Data supplied —

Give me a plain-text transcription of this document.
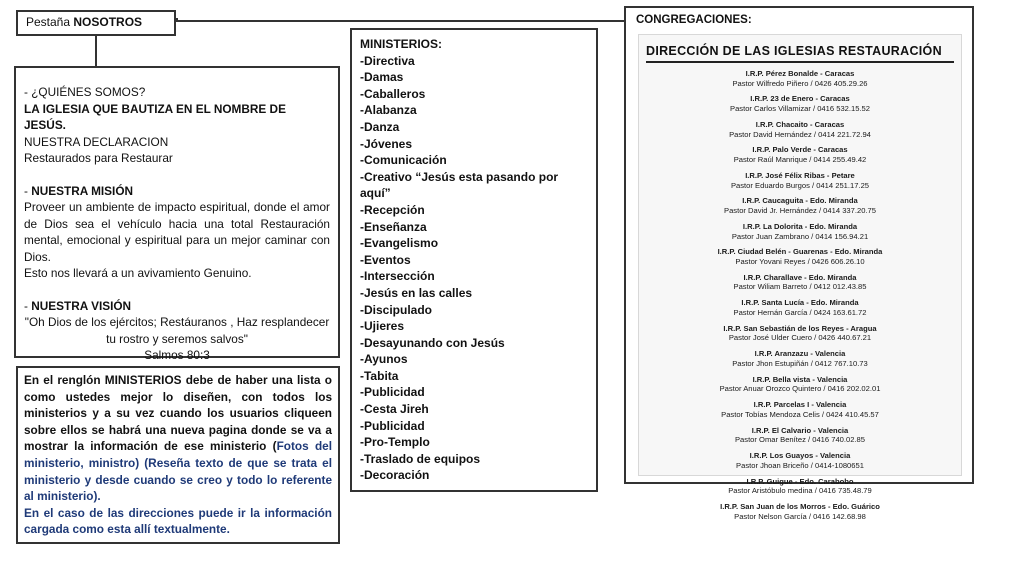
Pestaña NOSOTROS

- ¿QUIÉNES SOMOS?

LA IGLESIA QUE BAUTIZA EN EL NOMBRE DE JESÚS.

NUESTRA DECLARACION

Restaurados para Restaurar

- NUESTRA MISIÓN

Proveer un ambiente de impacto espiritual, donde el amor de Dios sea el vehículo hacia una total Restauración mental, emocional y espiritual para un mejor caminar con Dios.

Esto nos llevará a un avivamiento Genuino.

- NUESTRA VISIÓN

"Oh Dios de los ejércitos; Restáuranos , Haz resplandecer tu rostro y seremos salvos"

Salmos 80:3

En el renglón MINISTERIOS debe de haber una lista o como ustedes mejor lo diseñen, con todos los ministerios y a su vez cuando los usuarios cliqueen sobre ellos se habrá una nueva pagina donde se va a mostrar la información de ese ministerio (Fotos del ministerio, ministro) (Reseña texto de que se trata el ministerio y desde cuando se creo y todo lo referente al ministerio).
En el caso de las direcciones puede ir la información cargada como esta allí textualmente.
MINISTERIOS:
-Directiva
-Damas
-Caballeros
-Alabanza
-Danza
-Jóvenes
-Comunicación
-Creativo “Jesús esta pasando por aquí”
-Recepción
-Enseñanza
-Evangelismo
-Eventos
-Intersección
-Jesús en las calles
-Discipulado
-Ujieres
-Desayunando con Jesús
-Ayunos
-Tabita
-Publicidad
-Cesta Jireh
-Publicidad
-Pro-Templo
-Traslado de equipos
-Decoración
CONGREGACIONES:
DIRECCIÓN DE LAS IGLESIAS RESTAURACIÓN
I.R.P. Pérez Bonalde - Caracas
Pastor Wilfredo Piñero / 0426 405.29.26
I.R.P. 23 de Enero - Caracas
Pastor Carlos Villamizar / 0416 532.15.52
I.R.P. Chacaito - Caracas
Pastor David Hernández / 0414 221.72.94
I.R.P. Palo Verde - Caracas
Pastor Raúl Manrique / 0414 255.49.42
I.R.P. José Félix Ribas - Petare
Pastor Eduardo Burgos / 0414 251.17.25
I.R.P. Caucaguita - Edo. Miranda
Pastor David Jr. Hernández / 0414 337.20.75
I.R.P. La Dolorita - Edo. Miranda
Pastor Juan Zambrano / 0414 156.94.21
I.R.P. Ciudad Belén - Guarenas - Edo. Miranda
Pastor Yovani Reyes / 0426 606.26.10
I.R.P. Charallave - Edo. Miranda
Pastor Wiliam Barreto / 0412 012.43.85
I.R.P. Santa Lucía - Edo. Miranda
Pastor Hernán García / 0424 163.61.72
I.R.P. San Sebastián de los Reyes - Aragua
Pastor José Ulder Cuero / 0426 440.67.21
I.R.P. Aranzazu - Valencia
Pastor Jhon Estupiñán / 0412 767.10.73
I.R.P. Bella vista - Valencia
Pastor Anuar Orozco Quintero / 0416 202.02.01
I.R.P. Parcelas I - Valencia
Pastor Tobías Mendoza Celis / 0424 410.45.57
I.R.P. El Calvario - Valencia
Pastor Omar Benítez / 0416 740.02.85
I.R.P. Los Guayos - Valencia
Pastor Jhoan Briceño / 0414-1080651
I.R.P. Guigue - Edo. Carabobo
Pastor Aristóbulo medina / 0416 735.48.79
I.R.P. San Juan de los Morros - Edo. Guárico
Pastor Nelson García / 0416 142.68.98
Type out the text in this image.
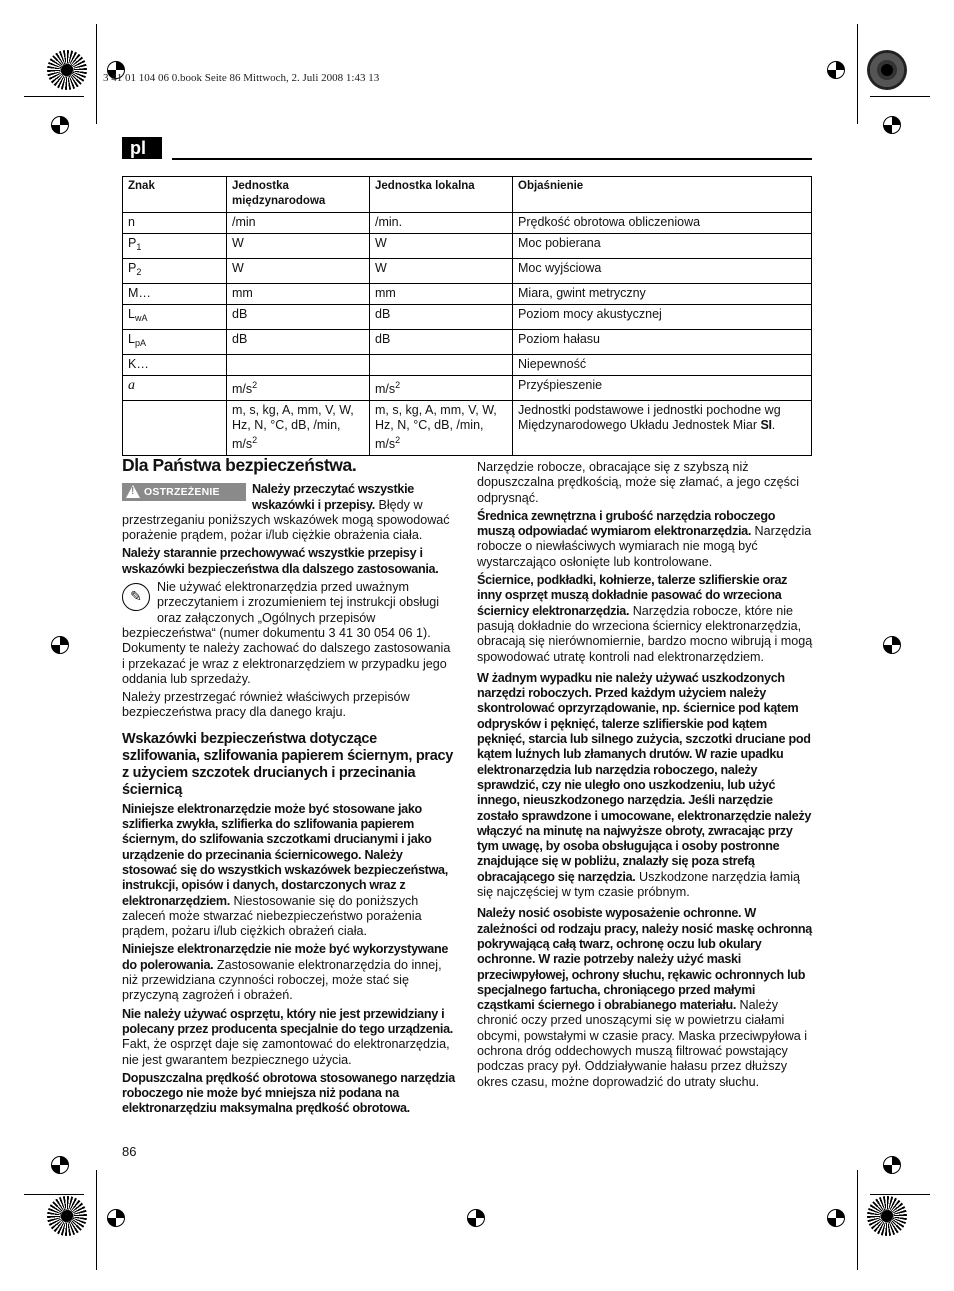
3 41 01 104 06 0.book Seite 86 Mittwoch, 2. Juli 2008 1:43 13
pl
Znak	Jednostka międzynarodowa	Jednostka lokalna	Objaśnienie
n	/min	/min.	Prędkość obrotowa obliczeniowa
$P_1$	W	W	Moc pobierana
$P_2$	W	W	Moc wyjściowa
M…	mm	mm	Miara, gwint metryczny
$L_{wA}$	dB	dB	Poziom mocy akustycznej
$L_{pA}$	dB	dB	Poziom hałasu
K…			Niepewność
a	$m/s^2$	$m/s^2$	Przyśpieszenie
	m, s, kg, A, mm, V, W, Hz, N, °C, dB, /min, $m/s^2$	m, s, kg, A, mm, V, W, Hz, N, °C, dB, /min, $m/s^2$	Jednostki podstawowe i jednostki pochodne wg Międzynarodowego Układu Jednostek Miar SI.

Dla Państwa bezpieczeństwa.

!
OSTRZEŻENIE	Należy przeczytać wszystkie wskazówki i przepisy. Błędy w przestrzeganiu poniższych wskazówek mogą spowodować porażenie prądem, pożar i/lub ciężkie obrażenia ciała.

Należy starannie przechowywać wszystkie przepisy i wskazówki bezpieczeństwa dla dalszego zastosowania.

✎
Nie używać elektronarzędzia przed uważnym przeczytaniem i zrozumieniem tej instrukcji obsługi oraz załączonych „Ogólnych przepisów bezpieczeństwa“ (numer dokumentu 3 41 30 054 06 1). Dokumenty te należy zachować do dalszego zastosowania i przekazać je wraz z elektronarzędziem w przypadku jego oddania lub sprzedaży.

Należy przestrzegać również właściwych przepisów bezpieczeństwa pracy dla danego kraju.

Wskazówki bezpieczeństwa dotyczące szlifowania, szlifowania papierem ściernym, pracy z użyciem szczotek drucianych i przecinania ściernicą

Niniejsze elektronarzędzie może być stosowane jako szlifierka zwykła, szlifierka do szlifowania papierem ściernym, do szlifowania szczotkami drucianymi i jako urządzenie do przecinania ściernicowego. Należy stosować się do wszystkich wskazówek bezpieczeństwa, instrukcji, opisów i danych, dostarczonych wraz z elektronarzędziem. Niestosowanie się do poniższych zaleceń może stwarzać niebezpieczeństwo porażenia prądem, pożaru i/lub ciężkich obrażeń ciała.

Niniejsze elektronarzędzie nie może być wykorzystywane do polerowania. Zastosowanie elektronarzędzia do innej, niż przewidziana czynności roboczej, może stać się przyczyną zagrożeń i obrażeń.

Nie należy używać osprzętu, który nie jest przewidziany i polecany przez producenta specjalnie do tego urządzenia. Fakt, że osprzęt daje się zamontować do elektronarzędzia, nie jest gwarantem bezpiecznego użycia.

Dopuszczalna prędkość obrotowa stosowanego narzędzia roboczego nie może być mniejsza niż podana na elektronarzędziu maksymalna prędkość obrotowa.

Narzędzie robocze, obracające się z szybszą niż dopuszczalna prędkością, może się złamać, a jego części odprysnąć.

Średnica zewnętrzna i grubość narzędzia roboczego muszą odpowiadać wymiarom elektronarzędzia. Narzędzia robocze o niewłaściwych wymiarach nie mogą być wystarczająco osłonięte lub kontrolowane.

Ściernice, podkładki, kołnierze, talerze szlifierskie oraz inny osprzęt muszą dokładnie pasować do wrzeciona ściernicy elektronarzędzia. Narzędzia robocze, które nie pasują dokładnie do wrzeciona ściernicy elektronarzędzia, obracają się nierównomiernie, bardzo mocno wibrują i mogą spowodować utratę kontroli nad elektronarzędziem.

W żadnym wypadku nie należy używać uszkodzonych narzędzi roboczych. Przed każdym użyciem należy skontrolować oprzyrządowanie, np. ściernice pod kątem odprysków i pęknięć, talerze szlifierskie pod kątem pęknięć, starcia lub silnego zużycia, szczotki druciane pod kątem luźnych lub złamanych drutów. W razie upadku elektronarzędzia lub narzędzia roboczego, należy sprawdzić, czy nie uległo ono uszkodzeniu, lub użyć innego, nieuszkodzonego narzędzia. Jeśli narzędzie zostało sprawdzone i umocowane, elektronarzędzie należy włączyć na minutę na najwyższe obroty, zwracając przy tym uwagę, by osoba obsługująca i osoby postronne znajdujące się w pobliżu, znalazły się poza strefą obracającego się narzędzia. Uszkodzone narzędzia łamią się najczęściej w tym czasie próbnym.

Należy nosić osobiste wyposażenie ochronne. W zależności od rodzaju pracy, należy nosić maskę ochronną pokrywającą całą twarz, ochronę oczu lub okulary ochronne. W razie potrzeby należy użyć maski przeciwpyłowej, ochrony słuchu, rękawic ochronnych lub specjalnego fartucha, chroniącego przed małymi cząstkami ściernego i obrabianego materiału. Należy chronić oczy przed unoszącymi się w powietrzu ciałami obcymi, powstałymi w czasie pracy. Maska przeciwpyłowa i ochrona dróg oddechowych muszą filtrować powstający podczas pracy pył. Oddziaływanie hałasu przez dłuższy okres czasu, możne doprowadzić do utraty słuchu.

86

Task prompt — Read the entries and pick out all lines that include the word "Poziom".

Expected output —
$L_{wA}$	dB	dB	Poziom mocy akustycznej
$L_{pA}$	dB	dB	Poziom hałasu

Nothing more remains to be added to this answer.